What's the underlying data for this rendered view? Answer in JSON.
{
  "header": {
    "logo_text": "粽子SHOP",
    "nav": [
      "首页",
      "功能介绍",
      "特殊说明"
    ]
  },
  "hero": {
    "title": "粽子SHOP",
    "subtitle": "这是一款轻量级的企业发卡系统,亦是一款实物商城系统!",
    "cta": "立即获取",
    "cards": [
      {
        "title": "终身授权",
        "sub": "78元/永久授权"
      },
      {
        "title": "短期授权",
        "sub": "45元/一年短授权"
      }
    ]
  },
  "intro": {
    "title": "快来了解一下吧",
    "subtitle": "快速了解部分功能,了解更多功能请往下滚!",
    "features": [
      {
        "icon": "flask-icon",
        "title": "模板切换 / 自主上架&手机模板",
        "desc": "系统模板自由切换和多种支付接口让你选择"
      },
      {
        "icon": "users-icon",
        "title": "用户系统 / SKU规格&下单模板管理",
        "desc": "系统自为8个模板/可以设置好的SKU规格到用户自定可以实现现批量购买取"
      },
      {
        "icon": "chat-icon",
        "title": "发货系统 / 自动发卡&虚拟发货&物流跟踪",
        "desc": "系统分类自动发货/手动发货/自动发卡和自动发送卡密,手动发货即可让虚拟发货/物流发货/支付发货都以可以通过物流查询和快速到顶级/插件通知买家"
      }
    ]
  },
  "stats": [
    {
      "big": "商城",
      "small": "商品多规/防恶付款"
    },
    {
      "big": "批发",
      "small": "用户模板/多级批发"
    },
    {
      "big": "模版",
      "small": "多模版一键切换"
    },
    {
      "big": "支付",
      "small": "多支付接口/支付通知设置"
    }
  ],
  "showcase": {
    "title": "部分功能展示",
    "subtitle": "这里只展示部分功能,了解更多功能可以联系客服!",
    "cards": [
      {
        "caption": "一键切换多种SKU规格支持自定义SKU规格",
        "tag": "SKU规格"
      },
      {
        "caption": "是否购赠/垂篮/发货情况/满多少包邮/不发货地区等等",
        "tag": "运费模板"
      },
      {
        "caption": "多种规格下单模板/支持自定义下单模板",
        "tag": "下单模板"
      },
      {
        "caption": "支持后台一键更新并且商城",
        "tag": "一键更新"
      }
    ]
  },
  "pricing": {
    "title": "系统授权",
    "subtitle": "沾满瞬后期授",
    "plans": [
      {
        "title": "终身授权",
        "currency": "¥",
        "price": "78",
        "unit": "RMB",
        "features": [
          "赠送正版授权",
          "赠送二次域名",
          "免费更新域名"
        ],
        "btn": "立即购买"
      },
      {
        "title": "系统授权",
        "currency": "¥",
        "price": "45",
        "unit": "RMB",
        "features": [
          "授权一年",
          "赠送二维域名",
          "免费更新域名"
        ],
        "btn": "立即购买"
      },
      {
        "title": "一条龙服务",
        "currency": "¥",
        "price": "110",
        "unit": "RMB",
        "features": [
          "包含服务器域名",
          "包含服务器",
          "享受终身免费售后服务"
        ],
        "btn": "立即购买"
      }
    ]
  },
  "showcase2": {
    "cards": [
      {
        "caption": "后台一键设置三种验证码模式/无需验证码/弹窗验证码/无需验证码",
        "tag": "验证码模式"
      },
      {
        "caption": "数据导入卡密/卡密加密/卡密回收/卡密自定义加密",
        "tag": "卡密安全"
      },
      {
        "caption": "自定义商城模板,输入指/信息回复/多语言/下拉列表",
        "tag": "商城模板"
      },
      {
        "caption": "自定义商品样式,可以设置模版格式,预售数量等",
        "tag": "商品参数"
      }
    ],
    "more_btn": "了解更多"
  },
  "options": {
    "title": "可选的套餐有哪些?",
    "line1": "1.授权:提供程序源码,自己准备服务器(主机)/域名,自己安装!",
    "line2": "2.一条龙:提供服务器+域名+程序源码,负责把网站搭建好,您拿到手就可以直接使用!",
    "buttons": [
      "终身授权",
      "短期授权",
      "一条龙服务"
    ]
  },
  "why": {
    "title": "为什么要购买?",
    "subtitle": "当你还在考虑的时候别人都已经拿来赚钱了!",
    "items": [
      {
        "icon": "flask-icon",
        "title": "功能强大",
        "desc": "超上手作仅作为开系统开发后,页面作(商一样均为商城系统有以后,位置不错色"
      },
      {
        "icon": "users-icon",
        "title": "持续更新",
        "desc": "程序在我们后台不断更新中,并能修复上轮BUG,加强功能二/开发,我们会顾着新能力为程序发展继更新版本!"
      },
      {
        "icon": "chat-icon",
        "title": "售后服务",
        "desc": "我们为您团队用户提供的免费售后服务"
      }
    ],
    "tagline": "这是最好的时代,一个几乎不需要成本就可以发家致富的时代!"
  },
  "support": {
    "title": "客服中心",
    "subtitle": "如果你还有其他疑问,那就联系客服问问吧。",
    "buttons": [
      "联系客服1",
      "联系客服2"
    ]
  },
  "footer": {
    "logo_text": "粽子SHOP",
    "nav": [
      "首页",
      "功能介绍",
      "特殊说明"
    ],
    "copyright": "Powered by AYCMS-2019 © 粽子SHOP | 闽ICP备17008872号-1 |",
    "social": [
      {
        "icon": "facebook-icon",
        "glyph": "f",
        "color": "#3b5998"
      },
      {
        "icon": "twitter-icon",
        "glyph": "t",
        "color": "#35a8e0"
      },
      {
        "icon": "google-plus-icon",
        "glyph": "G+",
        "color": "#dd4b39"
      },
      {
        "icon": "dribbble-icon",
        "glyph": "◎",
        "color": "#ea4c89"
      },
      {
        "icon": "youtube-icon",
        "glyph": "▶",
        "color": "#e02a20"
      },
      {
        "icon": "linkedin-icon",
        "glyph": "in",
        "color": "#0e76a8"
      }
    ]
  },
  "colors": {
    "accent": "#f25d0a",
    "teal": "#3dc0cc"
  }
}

» **Aim of the task**:
All lines holding the word "small" should be picked out and copied.

» **Written solution**:
      "small": "商品多规/防恶付款"
      "small": "用户模板/多级批发"
      "small": "多模版一键切换"
      "small": "多支付接口/支付通知设置"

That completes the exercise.